──────── EXERCISE PASSAGE
In using progesterone cream, peri and postmenopausal women should start with 1/4 to 1/2 teaspoon per day. Those with severe osteoporosis should use 1/2 teaspoon morning and night for the first jar followed by 1/2 teaspoon a day for the second jar on. Premenopausal women over age 30 who suffer from premenstrual syndrome (PMS) may consider taking 1/4 to 1/2 teaspoon of progesterone on days 12 through 26 of their menstrual cycle.

It is advisable for women to ask their doctor to measure blood or saliva levels of hormones such as progesterone to best individualize the correct dosage, though natural progesterone has been safely used by millions of women by individually adjusting the dose to reflect alleviation of PMS or menopausal symptoms. In other words, if hot flashes, night sweats, headache and depression are alleviated by using 1/4 teaspoon of natural progesterone cream a day, then a woman may be able to safely stay at that dose. While it is prudent to consider physician supervised progesterone blood or saliva testing, the safety of natural progesterone is such that a pregnant women will naturally secrete large amounts of progesterone without encountering toxicity. In an ideal setting, hormonal blood or saliva testing would be done routinely, but since most peri and postmenopausal women produce very little progesterone, these women have historically safely self-administered topical progesterone cream according to how well it corrects their menopausal symptoms. With the advent of lower cost saliva-and-blood testing, it should be possible for more women and their doctors to target their ideal progesterone level.
────────────────
──────── MATERIAL SUPPLIED
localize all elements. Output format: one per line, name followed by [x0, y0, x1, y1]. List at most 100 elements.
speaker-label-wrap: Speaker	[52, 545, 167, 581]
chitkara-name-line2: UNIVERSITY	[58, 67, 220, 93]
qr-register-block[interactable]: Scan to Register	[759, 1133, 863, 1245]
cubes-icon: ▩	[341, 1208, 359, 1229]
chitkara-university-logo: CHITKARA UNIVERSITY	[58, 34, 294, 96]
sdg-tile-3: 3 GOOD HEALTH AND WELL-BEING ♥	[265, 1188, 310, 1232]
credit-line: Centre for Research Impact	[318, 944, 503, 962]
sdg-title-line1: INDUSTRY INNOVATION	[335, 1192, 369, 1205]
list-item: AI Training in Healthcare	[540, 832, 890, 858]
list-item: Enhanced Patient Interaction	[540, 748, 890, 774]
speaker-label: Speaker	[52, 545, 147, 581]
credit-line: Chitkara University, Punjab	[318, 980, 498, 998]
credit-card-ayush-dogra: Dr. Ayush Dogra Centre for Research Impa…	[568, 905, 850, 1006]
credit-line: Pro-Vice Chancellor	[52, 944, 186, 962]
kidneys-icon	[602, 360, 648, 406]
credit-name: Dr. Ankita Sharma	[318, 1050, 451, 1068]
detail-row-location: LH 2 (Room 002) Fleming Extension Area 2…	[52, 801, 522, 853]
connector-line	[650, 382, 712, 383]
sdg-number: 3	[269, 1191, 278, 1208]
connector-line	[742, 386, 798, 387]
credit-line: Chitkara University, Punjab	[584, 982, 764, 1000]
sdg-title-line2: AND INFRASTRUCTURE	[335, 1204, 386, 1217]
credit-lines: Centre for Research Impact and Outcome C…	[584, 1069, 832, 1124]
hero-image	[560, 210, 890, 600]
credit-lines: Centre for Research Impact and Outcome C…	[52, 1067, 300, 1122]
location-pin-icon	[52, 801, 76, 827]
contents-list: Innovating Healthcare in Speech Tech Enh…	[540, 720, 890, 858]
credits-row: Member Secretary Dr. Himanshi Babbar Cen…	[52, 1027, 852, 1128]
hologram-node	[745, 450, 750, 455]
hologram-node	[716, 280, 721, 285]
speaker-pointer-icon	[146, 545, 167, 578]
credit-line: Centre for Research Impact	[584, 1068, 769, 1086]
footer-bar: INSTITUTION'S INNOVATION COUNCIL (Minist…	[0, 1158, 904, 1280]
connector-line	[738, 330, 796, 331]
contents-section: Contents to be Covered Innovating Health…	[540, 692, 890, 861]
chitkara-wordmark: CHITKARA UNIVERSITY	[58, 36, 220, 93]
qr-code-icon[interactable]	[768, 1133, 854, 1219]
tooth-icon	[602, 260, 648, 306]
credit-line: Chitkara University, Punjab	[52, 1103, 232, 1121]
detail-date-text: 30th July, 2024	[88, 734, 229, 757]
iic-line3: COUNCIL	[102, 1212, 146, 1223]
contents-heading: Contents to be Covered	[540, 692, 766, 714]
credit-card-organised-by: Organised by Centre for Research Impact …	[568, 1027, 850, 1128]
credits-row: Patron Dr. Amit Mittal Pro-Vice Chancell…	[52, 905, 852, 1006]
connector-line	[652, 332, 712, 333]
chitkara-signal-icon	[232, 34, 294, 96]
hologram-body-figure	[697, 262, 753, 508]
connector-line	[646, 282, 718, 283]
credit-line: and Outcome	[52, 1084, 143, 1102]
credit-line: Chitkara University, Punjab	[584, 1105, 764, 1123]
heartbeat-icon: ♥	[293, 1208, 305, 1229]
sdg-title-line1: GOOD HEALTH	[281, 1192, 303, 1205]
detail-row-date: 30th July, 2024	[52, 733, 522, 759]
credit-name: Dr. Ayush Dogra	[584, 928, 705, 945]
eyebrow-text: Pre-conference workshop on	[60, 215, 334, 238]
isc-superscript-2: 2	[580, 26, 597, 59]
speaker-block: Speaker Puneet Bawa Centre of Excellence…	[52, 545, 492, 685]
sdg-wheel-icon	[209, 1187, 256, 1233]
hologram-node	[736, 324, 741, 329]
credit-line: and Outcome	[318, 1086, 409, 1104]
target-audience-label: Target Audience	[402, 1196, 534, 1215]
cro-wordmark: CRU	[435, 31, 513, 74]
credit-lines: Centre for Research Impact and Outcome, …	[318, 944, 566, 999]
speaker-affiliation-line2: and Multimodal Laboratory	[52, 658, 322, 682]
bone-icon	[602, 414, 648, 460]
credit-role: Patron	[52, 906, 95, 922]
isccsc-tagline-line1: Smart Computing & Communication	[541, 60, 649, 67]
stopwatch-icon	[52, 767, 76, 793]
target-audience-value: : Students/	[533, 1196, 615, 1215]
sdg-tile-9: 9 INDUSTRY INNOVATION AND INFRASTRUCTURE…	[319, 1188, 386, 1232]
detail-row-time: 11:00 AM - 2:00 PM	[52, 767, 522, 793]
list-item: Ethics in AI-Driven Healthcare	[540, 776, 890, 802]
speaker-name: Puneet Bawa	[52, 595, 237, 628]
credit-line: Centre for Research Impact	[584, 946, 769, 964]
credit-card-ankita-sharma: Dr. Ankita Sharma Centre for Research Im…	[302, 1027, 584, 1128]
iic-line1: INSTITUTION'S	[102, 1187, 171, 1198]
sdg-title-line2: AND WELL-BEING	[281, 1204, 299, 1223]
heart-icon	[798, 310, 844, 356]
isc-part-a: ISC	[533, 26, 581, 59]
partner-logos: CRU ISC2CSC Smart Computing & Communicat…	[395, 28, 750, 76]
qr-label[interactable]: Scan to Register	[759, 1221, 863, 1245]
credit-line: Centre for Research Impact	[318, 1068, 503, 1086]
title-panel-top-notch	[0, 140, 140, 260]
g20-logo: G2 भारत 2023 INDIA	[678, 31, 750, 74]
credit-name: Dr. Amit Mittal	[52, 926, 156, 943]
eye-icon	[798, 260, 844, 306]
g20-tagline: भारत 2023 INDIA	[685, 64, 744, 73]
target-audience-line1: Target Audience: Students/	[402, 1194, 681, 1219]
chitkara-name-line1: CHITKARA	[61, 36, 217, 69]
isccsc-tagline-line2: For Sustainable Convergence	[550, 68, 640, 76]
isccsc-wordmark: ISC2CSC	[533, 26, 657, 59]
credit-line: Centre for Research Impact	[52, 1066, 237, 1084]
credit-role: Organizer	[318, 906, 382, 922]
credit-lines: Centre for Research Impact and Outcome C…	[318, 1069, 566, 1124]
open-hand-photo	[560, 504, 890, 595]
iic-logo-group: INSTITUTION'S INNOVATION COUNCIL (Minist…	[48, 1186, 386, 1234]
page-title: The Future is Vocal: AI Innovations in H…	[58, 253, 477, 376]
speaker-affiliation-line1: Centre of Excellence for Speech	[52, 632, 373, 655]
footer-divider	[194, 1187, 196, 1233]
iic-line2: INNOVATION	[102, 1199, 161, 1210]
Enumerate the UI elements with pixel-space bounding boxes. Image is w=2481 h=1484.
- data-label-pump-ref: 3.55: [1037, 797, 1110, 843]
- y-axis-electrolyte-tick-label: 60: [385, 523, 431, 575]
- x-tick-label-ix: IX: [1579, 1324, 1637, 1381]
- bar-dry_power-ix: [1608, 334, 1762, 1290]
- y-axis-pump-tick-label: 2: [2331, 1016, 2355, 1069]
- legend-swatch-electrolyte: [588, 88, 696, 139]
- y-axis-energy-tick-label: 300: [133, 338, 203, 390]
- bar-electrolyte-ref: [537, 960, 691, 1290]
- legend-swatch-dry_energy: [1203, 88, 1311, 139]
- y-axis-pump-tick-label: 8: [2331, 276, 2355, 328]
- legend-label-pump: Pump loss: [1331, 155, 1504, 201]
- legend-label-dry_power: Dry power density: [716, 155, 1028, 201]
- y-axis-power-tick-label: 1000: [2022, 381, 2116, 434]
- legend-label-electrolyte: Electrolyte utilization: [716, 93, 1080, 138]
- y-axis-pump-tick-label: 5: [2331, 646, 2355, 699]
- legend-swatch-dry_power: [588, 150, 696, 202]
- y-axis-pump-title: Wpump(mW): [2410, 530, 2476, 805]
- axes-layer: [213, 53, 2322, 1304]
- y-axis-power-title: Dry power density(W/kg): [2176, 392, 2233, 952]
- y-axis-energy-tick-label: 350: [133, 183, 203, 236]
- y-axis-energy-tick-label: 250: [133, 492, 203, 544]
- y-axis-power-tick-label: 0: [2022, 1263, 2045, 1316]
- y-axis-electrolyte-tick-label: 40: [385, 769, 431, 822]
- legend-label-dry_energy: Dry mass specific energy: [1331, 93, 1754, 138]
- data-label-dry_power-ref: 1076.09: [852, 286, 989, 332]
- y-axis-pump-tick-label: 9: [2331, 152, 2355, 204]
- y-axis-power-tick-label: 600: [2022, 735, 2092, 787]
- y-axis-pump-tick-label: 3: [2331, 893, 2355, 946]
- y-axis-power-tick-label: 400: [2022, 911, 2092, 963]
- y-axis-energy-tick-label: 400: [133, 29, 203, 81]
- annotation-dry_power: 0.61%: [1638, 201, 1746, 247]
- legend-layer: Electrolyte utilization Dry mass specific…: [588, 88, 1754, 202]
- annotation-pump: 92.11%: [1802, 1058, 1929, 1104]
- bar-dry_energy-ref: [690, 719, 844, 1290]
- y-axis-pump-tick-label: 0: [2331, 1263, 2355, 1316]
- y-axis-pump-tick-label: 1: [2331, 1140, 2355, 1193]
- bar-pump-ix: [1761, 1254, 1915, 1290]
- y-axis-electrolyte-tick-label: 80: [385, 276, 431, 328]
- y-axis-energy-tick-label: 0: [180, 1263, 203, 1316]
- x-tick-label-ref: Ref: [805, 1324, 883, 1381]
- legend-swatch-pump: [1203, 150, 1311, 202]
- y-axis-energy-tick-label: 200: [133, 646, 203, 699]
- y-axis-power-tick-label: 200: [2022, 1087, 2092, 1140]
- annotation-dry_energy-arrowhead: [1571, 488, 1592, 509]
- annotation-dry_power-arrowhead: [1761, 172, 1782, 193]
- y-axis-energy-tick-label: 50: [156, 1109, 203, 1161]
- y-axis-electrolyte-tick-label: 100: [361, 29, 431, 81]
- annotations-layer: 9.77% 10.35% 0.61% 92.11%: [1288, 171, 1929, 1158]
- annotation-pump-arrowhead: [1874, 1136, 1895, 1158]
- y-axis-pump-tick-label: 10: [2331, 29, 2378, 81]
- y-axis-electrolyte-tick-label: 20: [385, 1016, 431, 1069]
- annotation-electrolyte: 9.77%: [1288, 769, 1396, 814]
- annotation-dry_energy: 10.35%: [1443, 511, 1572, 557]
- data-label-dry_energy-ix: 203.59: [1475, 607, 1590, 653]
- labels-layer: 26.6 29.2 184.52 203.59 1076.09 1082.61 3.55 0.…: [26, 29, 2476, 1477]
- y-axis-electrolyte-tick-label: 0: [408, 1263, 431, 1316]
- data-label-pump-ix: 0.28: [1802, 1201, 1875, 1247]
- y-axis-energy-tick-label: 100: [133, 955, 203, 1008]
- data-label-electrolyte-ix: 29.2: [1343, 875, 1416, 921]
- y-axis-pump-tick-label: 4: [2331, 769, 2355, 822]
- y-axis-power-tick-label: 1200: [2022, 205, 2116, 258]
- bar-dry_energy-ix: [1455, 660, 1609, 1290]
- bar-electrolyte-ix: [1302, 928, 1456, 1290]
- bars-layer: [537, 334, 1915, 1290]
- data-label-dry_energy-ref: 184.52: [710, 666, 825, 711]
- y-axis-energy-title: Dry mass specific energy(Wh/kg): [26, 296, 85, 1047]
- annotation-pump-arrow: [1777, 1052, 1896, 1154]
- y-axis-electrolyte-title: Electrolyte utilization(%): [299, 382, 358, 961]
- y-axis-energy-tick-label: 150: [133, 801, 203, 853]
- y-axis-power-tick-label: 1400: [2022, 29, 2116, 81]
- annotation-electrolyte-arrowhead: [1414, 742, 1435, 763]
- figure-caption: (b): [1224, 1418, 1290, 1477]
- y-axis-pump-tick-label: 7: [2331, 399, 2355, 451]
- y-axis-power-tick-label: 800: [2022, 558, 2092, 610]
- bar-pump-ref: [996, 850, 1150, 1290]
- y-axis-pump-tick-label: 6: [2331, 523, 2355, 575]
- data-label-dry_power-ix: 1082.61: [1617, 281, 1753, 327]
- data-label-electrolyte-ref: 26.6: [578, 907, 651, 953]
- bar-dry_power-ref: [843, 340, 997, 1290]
────────────────
TASK INSTRUCTIONS —
(a) According to the progesterone cream passage, on which days of the menstrual cycle may premenopausal women over 30 with PMS consider taking the cream?
(b) Please continue the progesterone cream passage from the point where it stops.
The records have no connection to the progesterone cream passage.

ANSWERS BY ITEM NUMBER —
(a) Days 12 through 26.

(b)
Some women who do not respond well to progesterone creams may do very well with hormone implants. These are little pellets about one-eighth inch in diameter that are implanted under the skin every six to 12 months. It is done in a physician's office taking only ten minutes.

In women whose doctors are prescribing excess amounts of supplemental estrogen, the administration of progesterone may enable the dose of estrogen to be reduced, since progesterone restores sensitivity to estrogen receptors on cell membranes. If the estrogen dose is not lowered, some women develop symptoms of "estrogen dominance" (such as water retention, headaches, weight gain, swollen breasts) when progesterone is first supplemented. The objective of the physician should be to gradually lower the dose of estrogen in relation to progesterone therapy. If estrogen is reduced too rapidly, hot flashes can occur.

Estrogen is used to prevent bone loss because it regulates the action of osteoclasts, which remove dead portions of demineralized bone. DHEA* and/or soy extracts may provide enough estrogen to maintain youthful osteoclast activity. Based upon records of dietary soy consumption in Japan, the typical daily phytoestrogen intake from soy has been estimated at 50 mg per person. By contrast, the typical Western diet has been estimated to provide only 2-3 mg a day of the phytoestrogen genistein. Not only are certain cancer levels lower in those who consume soy, but menopausal symptoms and the incidence of osteoporosis are reduced. New studies are showing that soy isoflavones promote an anabolic effect on bone density in postmenopausal women by binding to an estrogen receptor in bone. The protective effect of genistein seems to depend on stimulation of bone formation rather than estrogen's effect of suppressing bone resorption. Although both estrogen and genistein protect against bone loss after cessation of ovarian function, genistein has been shown to reduce both trabecular and compact bone loss.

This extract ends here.